*Your instructions*.
Answer with a single number: how many lines in the listing below include "Gevaar"?
>>
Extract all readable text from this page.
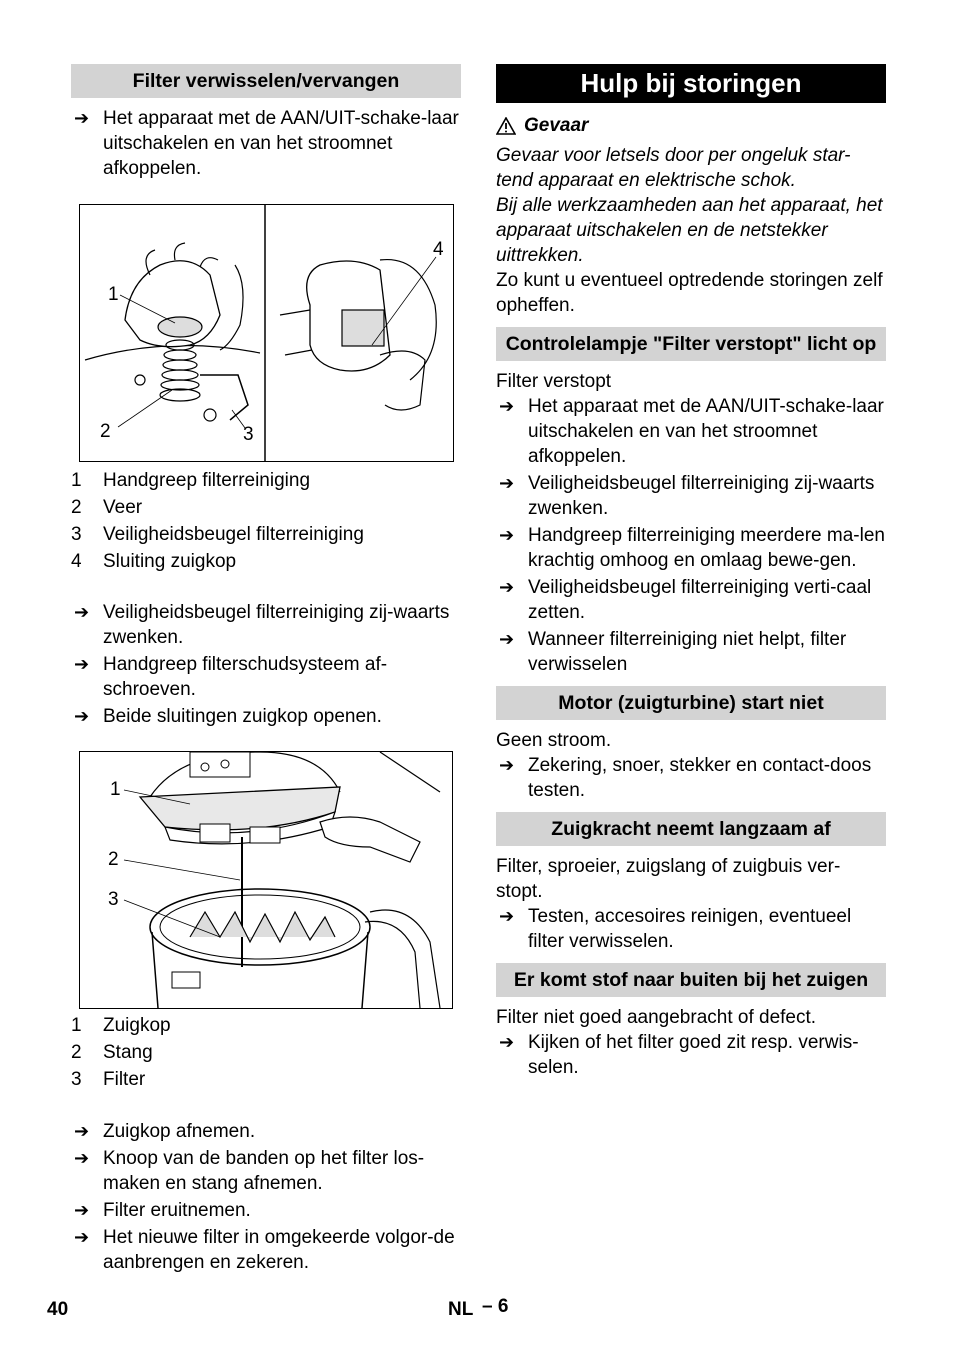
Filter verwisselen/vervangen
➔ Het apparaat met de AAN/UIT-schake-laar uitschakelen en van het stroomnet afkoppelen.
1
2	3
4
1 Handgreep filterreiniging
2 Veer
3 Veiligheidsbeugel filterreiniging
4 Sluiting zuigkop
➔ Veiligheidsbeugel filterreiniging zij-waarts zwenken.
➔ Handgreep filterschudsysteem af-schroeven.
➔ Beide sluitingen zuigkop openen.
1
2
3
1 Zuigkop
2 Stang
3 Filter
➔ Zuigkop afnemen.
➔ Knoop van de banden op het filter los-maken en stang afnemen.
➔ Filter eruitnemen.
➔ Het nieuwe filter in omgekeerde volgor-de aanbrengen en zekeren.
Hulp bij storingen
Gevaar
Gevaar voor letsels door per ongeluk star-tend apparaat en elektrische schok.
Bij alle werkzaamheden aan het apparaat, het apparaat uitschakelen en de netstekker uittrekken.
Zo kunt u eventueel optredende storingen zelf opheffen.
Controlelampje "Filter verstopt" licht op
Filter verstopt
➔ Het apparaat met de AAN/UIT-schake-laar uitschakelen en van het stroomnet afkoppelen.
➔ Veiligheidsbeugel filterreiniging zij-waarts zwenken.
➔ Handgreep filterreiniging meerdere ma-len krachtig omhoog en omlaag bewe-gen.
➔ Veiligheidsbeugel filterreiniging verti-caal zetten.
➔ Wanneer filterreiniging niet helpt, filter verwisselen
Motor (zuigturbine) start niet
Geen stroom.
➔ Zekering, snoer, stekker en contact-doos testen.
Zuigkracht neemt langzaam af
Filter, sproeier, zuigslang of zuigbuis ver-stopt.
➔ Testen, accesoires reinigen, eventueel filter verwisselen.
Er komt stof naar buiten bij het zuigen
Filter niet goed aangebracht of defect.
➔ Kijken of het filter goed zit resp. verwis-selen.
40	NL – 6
<<
*In response*.
2